EXERCISE AIM —
Check every line of the data below for the string "JSON", and copy the ones that hold it.

RECORDS FOR THE TASK —
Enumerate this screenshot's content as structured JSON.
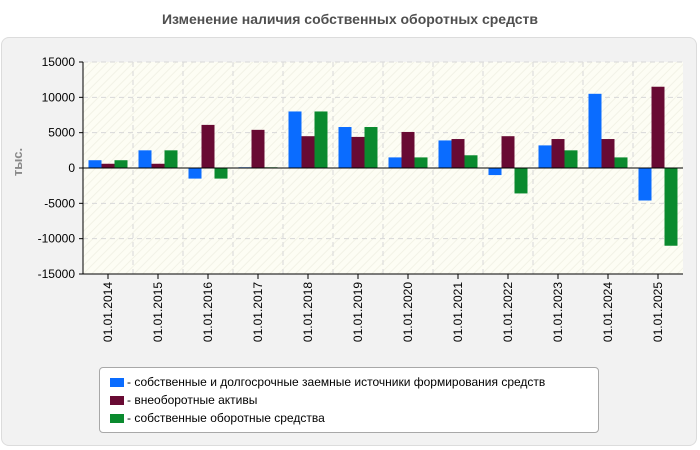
{
  "chart_data": {
    "type": "bar",
    "title": "Изменение наличия собственных оборотных средств",
    "ylabel": "тыс.",
    "xlabel": "",
    "ylim": [
      -15000,
      15000
    ],
    "yticks": [
      15000,
      10000,
      5000,
      0,
      -5000,
      -10000,
      -15000
    ],
    "grid": true,
    "legend_position": "bottom",
    "categories": [
      "01.01.2014",
      "01.01.2015",
      "01.01.2016",
      "01.01.2017",
      "01.01.2018",
      "01.01.2019",
      "01.01.2020",
      "01.01.2021",
      "01.01.2022",
      "01.01.2023",
      "01.01.2024",
      "01.01.2025"
    ],
    "series": [
      {
        "name": "собственные и долгосрочные заемные источники формирования средств",
        "color": "#0a6cff",
        "values": [
          1100,
          2500,
          -1500,
          100,
          8000,
          5800,
          1500,
          3900,
          -1000,
          3200,
          10500,
          -4600
        ]
      },
      {
        "name": "внеоборотные активы",
        "color": "#680a33",
        "values": [
          600,
          600,
          6100,
          5400,
          4500,
          4400,
          5100,
          4100,
          4500,
          4100,
          4100,
          11500
        ]
      },
      {
        "name": "собственные оборотные средства",
        "color": "#0a8a2e",
        "values": [
          1100,
          2500,
          -1500,
          100,
          8000,
          5800,
          1500,
          1800,
          -3600,
          2500,
          1500,
          -11000
        ]
      }
    ]
  }
}
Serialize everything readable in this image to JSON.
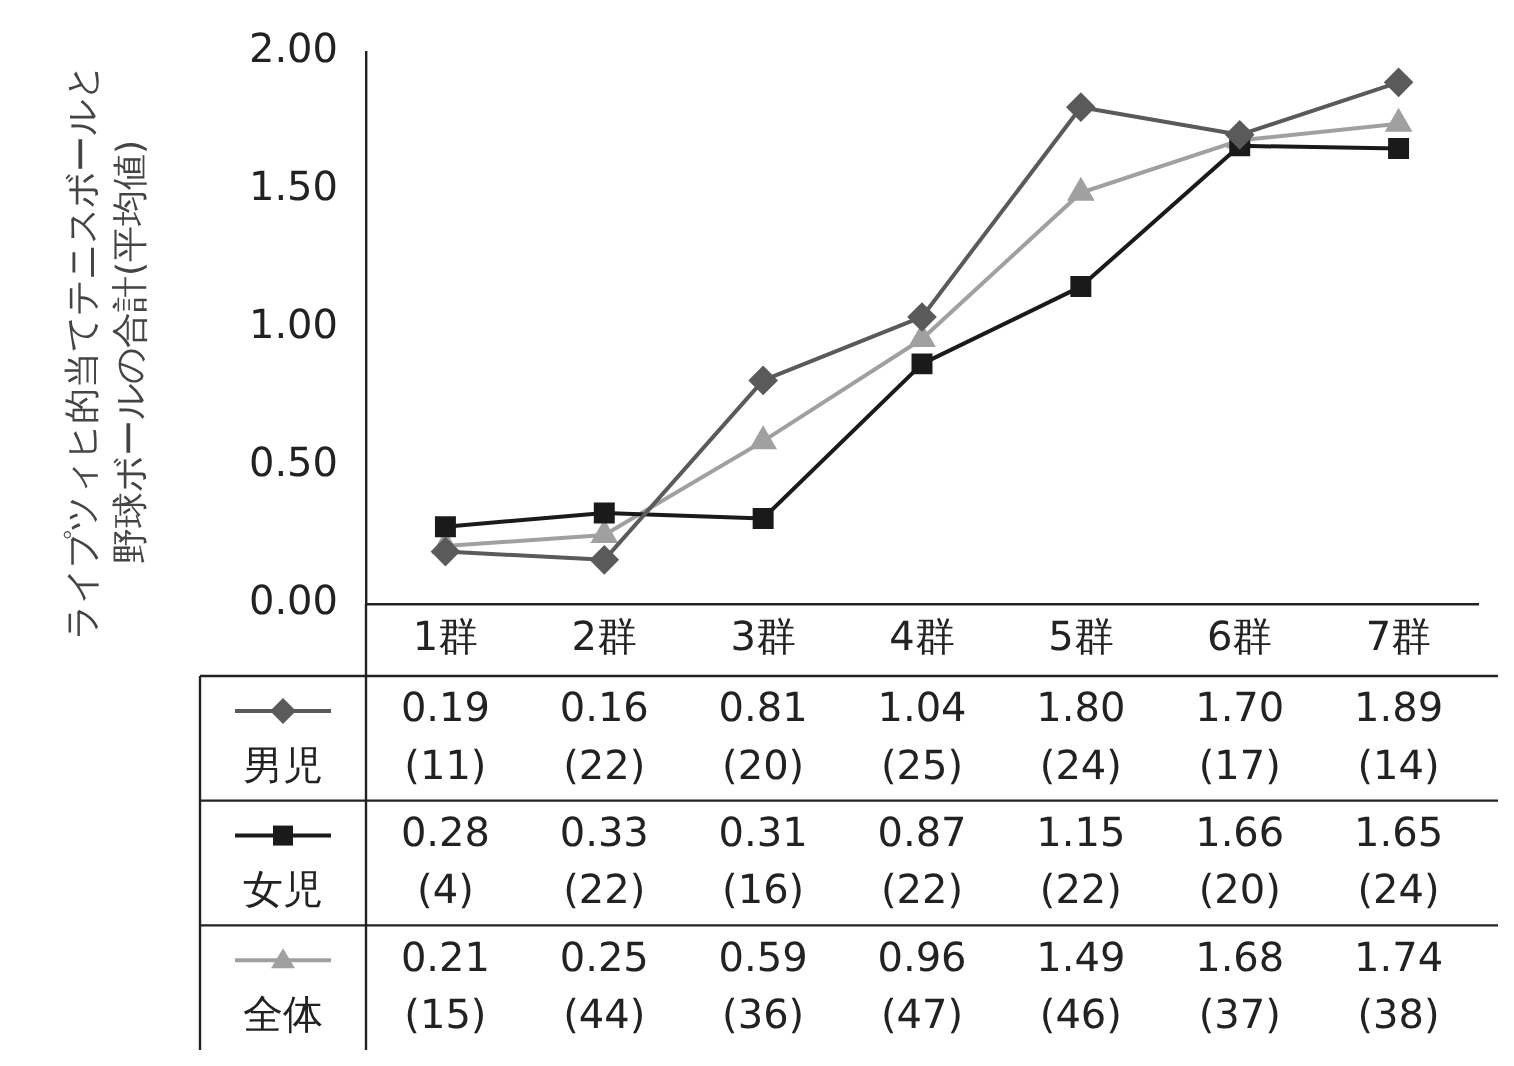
{
  "chart_data": {
    "type": "line",
    "ylabel": "ライプツィヒ的当てテニスボールと野球ボールの合計(平均値)",
    "categories": [
      "1群",
      "2群",
      "3群",
      "4群",
      "5群",
      "6群",
      "7群"
    ],
    "series": [
      {
        "name": "男児",
        "color": "#5a5a5a",
        "marker": "diamond",
        "values": [
          0.19,
          0.16,
          0.81,
          1.04,
          1.8,
          1.7,
          1.89
        ],
        "value_labels": [
          "0.19",
          "0.16",
          "0.81",
          "1.04",
          "1.80",
          "1.70",
          "1.89"
        ]
      },
      {
        "name": "女児",
        "color": "#1a1a1a",
        "marker": "square",
        "values": [
          0.28,
          0.33,
          0.31,
          0.87,
          1.15,
          1.66,
          1.65
        ],
        "value_labels": [
          "0.28",
          "0.33",
          "0.31",
          "0.87",
          "1.15",
          "1.66",
          "1.65"
        ]
      },
      {
        "name": "全体",
        "color": "#a0a0a0",
        "marker": "triangle",
        "values": [
          0.21,
          0.25,
          0.59,
          0.96,
          1.49,
          1.68,
          1.74
        ],
        "value_labels": [
          "0.21",
          "0.25",
          "0.59",
          "0.96",
          "1.49",
          "1.68",
          "1.74"
        ]
      }
    ],
    "annotations": [
      "(11)",
      "(22)",
      "(20)",
      "(25)",
      "(24)",
      "(17)",
      "(14)",
      "(4)",
      "(22)",
      "(16)",
      "(22)",
      "(22)",
      "(20)",
      "(24)",
      "(15)",
      "(44)",
      "(36)",
      "(47)",
      "(46)",
      "(37)",
      "(38)"
    ],
    "ylim": [
      0,
      2
    ],
    "yticks": [
      {
        "value": 0,
        "label": "0.00"
      },
      {
        "value": 0.5,
        "label": "0.50"
      },
      {
        "value": 1,
        "label": "1.00"
      },
      {
        "value": 1.5,
        "label": "1.50"
      },
      {
        "value": 2,
        "label": "2.00"
      }
    ],
    "grid": false,
    "legend": "bottom",
    "line_style": "solid"
  }
}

FINAL RESULT —
Enumerate this screenshot's content as structured JSON.
Serialize everything readable in this image to JSON.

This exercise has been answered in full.